In this exercise, reproduce all the entries that follow exactly.

» Dataset rows:
= = =

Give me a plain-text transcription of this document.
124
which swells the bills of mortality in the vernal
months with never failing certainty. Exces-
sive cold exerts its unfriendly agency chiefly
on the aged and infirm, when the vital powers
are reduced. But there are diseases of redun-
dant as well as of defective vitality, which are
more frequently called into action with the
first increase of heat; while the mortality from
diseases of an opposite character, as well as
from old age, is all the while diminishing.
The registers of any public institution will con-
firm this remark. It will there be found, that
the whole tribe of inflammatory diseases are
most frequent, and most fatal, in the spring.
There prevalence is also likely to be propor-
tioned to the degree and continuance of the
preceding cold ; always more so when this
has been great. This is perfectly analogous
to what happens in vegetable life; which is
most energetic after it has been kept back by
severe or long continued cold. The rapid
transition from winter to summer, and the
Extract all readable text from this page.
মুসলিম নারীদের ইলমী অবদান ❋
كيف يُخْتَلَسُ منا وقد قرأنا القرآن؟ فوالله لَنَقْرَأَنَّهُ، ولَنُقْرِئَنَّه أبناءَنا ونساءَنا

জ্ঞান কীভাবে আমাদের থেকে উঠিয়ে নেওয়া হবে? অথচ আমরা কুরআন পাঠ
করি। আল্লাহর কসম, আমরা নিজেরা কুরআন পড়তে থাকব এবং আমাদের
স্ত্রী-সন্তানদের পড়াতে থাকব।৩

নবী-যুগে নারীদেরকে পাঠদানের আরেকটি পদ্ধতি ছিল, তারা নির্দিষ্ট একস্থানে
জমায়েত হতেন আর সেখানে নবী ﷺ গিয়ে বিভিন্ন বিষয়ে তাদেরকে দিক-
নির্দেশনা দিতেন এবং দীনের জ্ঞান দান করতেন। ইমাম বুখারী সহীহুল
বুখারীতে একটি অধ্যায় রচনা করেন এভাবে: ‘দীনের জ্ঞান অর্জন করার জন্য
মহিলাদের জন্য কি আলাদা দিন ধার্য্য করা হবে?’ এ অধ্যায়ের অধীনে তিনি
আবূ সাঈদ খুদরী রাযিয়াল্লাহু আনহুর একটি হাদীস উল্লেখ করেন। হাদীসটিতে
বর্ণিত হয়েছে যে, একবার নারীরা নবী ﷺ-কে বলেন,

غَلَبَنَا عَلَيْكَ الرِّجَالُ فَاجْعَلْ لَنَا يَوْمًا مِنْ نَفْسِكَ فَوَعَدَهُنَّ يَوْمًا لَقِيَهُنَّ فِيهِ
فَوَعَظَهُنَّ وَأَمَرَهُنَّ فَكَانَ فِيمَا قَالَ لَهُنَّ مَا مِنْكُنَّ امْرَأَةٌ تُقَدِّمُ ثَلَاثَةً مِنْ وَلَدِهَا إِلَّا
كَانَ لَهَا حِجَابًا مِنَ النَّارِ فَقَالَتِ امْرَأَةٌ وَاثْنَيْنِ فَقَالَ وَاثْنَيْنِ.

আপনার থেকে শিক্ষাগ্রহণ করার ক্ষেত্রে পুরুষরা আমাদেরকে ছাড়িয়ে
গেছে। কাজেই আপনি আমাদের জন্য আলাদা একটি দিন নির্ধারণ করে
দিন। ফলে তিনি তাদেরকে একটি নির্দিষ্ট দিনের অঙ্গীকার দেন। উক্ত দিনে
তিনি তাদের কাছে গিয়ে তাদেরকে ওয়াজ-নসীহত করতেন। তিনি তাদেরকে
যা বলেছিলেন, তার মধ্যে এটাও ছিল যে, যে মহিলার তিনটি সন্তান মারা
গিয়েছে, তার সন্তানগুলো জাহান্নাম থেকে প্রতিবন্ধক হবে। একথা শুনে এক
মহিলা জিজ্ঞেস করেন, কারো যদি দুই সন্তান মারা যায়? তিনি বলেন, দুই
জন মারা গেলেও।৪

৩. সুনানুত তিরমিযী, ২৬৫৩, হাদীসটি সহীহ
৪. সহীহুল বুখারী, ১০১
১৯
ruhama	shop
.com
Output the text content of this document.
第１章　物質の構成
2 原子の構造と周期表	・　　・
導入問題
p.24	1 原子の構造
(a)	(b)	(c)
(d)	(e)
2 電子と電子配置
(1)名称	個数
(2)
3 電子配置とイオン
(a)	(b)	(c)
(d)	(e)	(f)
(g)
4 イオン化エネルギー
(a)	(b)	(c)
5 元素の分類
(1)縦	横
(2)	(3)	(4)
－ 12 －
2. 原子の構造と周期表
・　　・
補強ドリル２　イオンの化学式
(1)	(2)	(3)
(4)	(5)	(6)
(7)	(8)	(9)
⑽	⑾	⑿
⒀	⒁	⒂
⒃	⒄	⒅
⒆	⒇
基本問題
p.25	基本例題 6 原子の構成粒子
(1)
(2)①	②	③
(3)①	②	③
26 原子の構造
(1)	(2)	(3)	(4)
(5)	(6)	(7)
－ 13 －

= = =

» Exercise answer:
Give me a plain-text transcription of this document.
124
which swells the bills of mortality in the vernal
months with never failing certainty. Exces-
sive cold exerts its unfriendly agency chiefly
on the aged and infirm, when the vital powers
are reduced. But there are diseases of redun-
dant as well as of defective vitality, which are
more frequently called into action with the
first increase of heat; while the mortality from
diseases of an opposite character, as well as
from old age, is all the while diminishing.
The registers of any public institution will con-
firm this remark. It will there be found, that
the whole tribe of inflammatory diseases are
most frequent, and most fatal, in the spring.
There prevalence is also likely to be propor-
tioned to the degree and continuance of the
preceding cold ; always more so when this
has been great. This is perfectly analogous
to what happens in vegetable life; which is
most energetic after it has been kept back by
severe or long continued cold. The rapid
transition from winter to summer, and the
Extract all readable text from this page.
মুসলিম নারীদের ইলমী অবদান ❋
كيف يُخْتَلَسُ منا وقد قرأنا القرآن؟ فوالله لَنَقْرَأَنَّهُ، ولَنُقْرِئَنَّه أبناءَنا ونساءَنا

জ্ঞান কীভাবে আমাদের থেকে উঠিয়ে নেওয়া হবে? অথচ আমরা কুরআন পাঠ
করি। আল্লাহর কসম, আমরা নিজেরা কুরআন পড়তে থাকব এবং আমাদের
স্ত্রী-সন্তানদের পড়াতে থাকব।৩

নবী-যুগে নারীদেরকে পাঠদানের আরেকটি পদ্ধতি ছিল, তারা নির্দিষ্ট একস্থানে
জমায়েত হতেন আর সেখানে নবী ﷺ গিয়ে বিভিন্ন বিষয়ে তাদেরকে দিক-
নির্দেশনা দিতেন এবং দীনের জ্ঞান দান করতেন। ইমাম বুখারী সহীহুল
বুখারীতে একটি অধ্যায় রচনা করেন এভাবে: ‘দীনের জ্ঞান অর্জন করার জন্য
মহিলাদের জন্য কি আলাদা দিন ধার্য্য করা হবে?’ এ অধ্যায়ের অধীনে তিনি
আবূ সাঈদ খুদরী রাযিয়াল্লাহু আনহুর একটি হাদীস উল্লেখ করেন। হাদীসটিতে
বর্ণিত হয়েছে যে, একবার নারীরা নবী ﷺ-কে বলেন,

غَلَبَنَا عَلَيْكَ الرِّجَالُ فَاجْعَلْ لَنَا يَوْمًا مِنْ نَفْسِكَ فَوَعَدَهُنَّ يَوْمًا لَقِيَهُنَّ فِيهِ
فَوَعَظَهُنَّ وَأَمَرَهُنَّ فَكَانَ فِيمَا قَالَ لَهُنَّ مَا مِنْكُنَّ امْرَأَةٌ تُقَدِّمُ ثَلَاثَةً مِنْ وَلَدِهَا إِلَّا
كَانَ لَهَا حِجَابًا مِنَ النَّارِ فَقَالَتِ امْرَأَةٌ وَاثْنَيْنِ فَقَالَ وَاثْنَيْنِ.

আপনার থেকে শিক্ষাগ্রহণ করার ক্ষেত্রে পুরুষরা আমাদেরকে ছাড়িয়ে
গেছে। কাজেই আপনি আমাদের জন্য আলাদা একটি দিন নির্ধারণ করে
দিন। ফলে তিনি তাদেরকে একটি নির্দিষ্ট দিনের অঙ্গীকার দেন। উক্ত দিনে
তিনি তাদের কাছে গিয়ে তাদেরকে ওয়াজ-নসীহত করতেন। তিনি তাদেরকে
যা বলেছিলেন, তার মধ্যে এটাও ছিল যে, যে মহিলার তিনটি সন্তান মারা
গিয়েছে, তার সন্তানগুলো জাহান্নাম থেকে প্রতিবন্ধক হবে। একথা শুনে এক
মহিলা জিজ্ঞেস করেন, কারো যদি দুই সন্তান মারা যায়? তিনি বলেন, দুই
জন মারা গেলেও।৪

৩. সুনানুত তিরমিযী, ২৬৫৩, হাদীসটি সহীহ
৪. সহীহুল বুখারী, ১০১
১৯
ruhama	shop
.com
Output the text content of this document.
第１章　物質の構成
2 原子の構造と周期表	・　　・
導入問題
p.24	1 原子の構造
(a)	(b)	(c)
(d)	(e)
2 電子と電子配置
(1)名称	個数
(2)
3 電子配置とイオン
(a)	(b)	(c)
(d)	(e)	(f)
(g)
4 イオン化エネルギー
(a)	(b)	(c)
5 元素の分類
(1)縦	横
(2)	(3)	(4)
－ 12 －
2. 原子の構造と周期表
・　　・
補強ドリル２　イオンの化学式
(1)	(2)	(3)
(4)	(5)	(6)
(7)	(8)	(9)
⑽	⑾	⑿
⒀	⒁	⒂
⒃	⒄	⒅
⒆	⒇
基本問題
p.25	基本例題 6 原子の構成粒子
(1)
(2)①	②	③
(3)①	②	③
26 原子の構造
(1)	(2)	(3)	(4)
(5)	(6)	(7)
－ 13 －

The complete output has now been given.